◆ Data entries ◆
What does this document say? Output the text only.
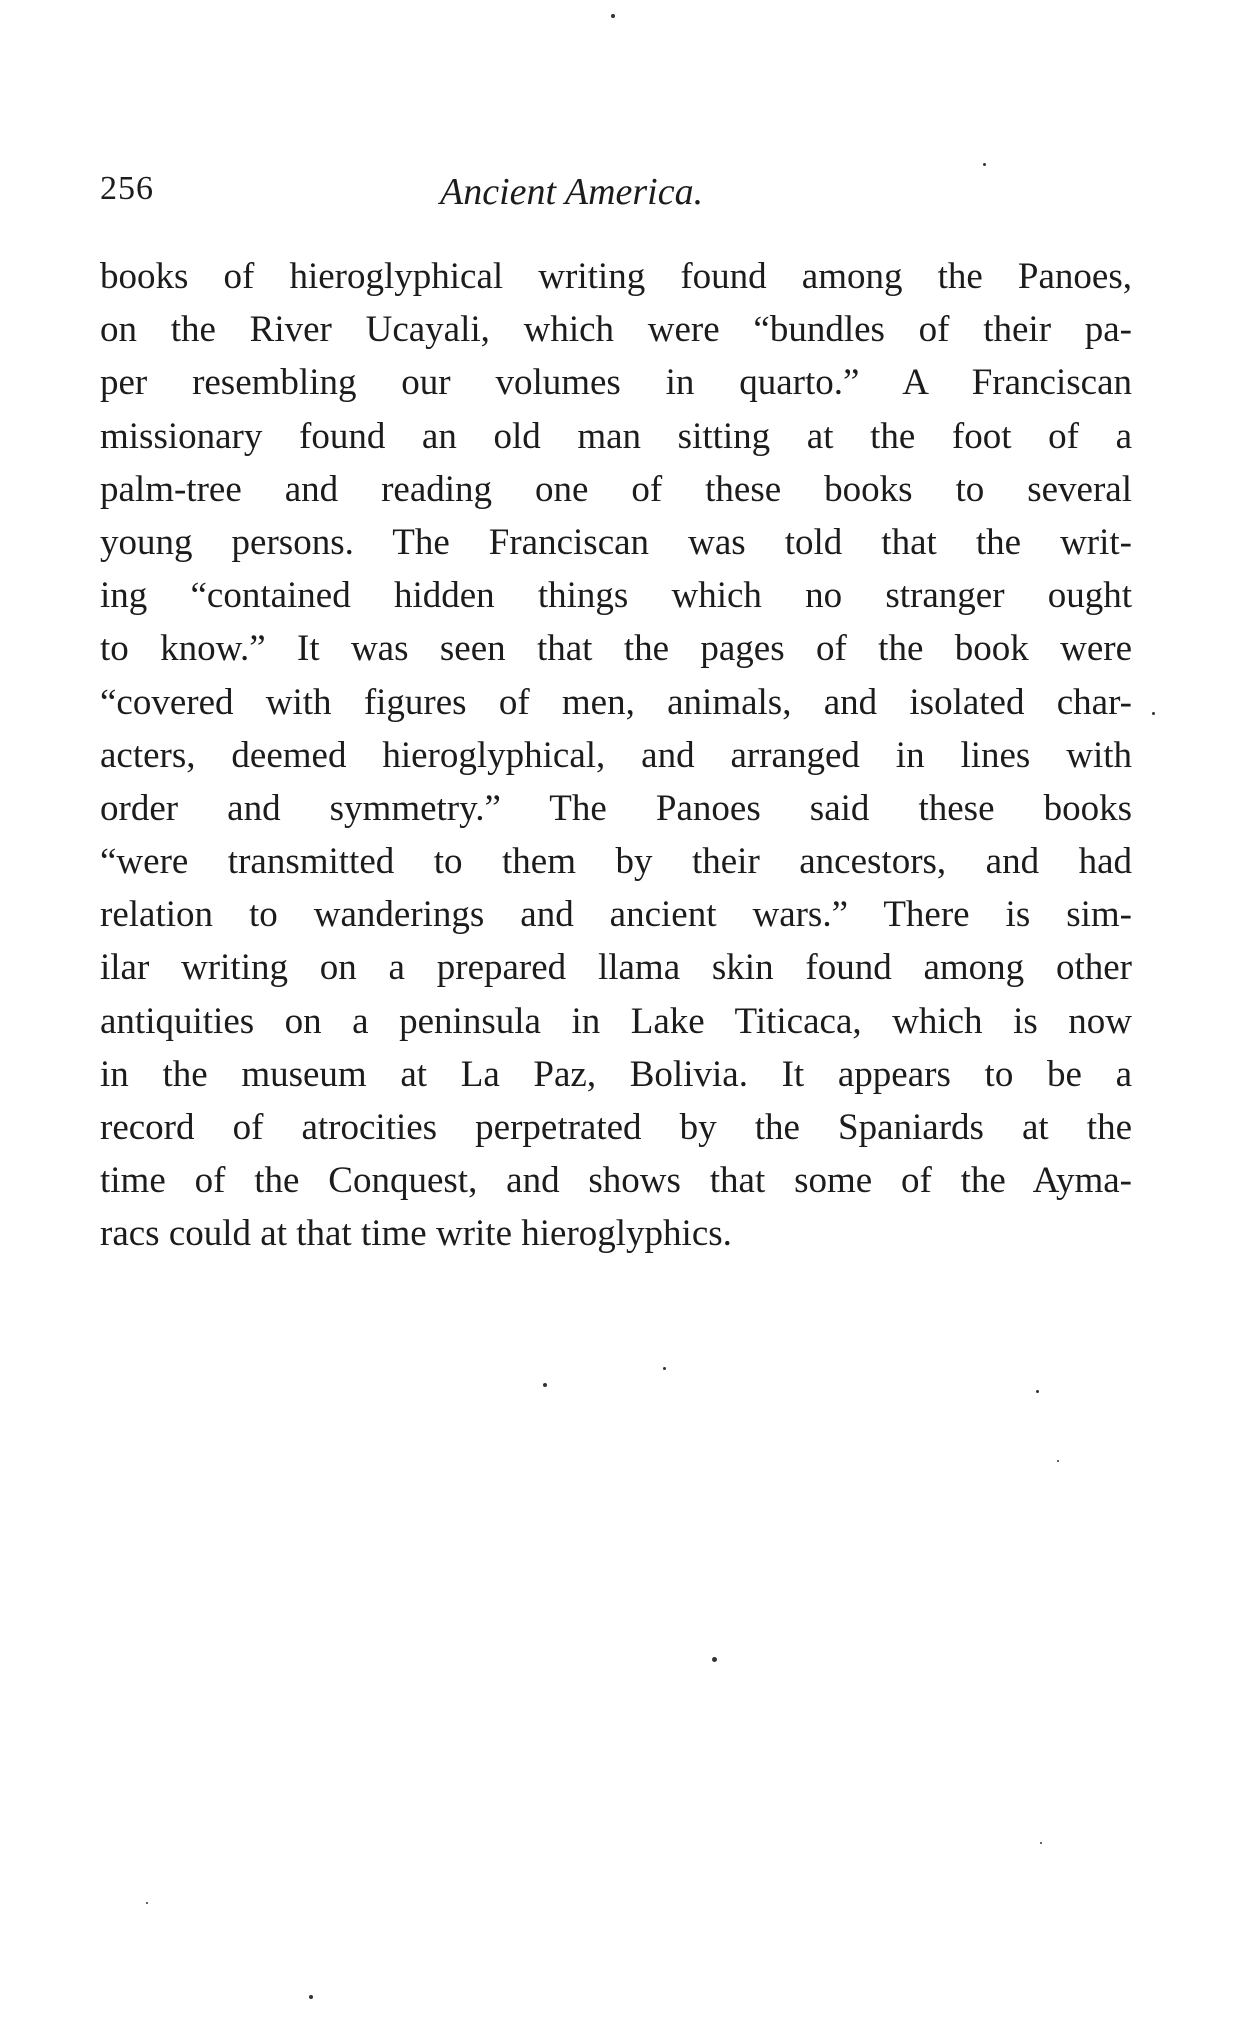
256	Ancient America.
books of hieroglyphical writing found among the Panoes,
on the River Ucayali, which were “bundles of their pa-
per resembling our volumes in quarto.” A Franciscan
missionary found an old man sitting at the foot of a
palm-tree and reading one of these books to several
young persons. The Franciscan was told that the writ-
ing “contained hidden things which no stranger ought
to know.” It was seen that the pages of the book were
“covered with figures of men, animals, and isolated char-
acters, deemed hieroglyphical, and arranged in lines with
order and symmetry.” The Panoes said these books
“were transmitted to them by their ancestors, and had
relation to wanderings and ancient wars.” There is sim-
ilar writing on a prepared llama skin found among other
antiquities on a peninsula in Lake Titicaca, which is now
in the museum at La Paz, Bolivia. It appears to be a
record of atrocities perpetrated by the Spaniards at the
time of the Conquest, and shows that some of the Ayma-
racs could at that time write hieroglyphics.
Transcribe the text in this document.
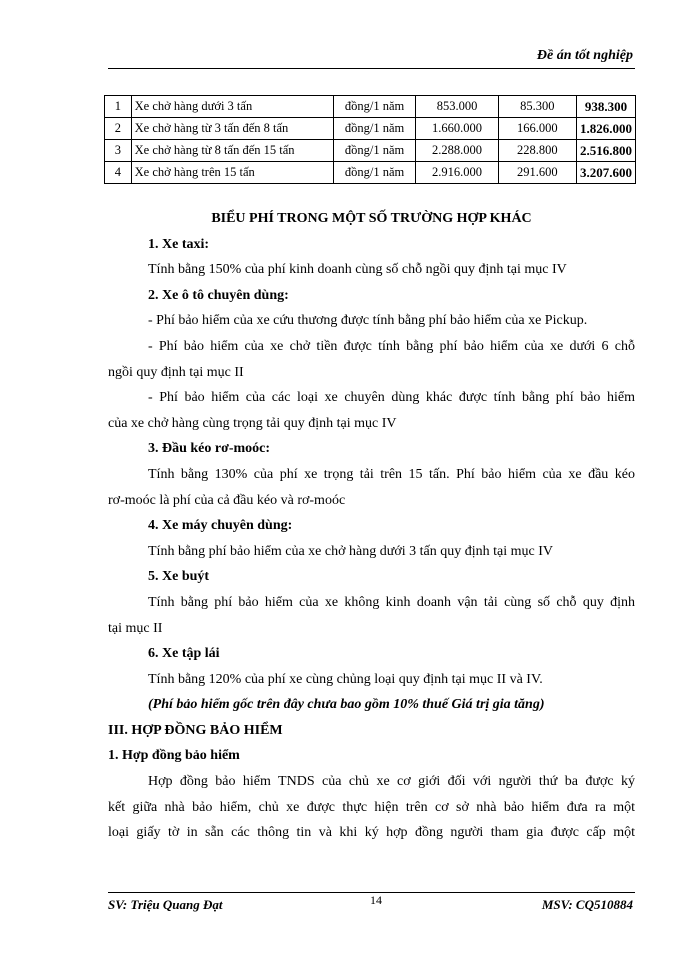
Đề án tốt nghiệp
1	Xe chở hàng dưới 3 tấn	đồng/1 năm	853.000	85.300	938.300
2	Xe chở hàng từ 3 tấn đến 8 tấn	đồng/1 năm	1.660.000	166.000	1.826.000
3	Xe chở hàng từ 8 tấn đến 15 tấn	đồng/1 năm	2.288.000	228.800	2.516.800
4	Xe chở hàng trên 15 tấn	đồng/1 năm	2.916.000	291.600	3.207.600
BIỂU PHÍ TRONG MỘT SỐ TRƯỜNG HỢP KHÁC
1. Xe taxi:
Tính bằng 150% của phí kinh doanh cùng số chỗ ngồi quy định tại mục IV
2. Xe ô tô chuyên dùng:
- Phí bảo hiểm của xe cứu thương được tính bằng phí bảo hiểm của xe Pickup.
- Phí bảo hiểm của xe chở tiền được tính bằng phí bảo hiểm của xe dưới 6 chỗ
ngồi quy định tại mục II
- Phí bảo hiểm của các loại xe chuyên dùng khác được tính bằng phí bảo hiểm
của xe chở hàng cùng trọng tải quy định tại mục IV
3. Đầu kéo rơ-moóc:
Tính bằng 130% của phí xe trọng tải trên 15 tấn. Phí bảo hiểm của xe đầu kéo
rơ-moóc là phí của cả đầu kéo và rơ-moóc
4. Xe máy chuyên dùng:
Tính bằng phí bảo hiểm của xe chở hàng dưới 3 tấn quy định tại mục IV
5. Xe buýt
Tính bằng phí bảo hiểm của xe không kinh doanh vận tải cùng số chỗ quy định
tại mục II
6. Xe tập lái
Tính bằng 120% của phí xe cùng chủng loại quy định tại mục II và IV.
(Phí bảo hiểm gốc trên đây chưa bao gồm 10% thuế Giá trị gia tăng)
III. HỢP ĐỒNG BẢO HIỂM
1. Hợp đồng bảo hiểm
Hợp đồng bảo hiểm TNDS của chủ xe cơ giới đối với người thứ ba được ký
kết giữa nhà bảo hiểm, chủ xe được thực hiện trên cơ sở nhà bảo hiểm đưa ra một
loại giấy tờ in sẵn các thông tin và khi ký hợp đồng người tham gia được cấp một
SV: Triệu Quang Đạt	14	MSV: CQ510884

◆ Task ◆
Lines containing the string "trọng" should be counted; reply with their number and nothing more.

◆ Solution ◆
2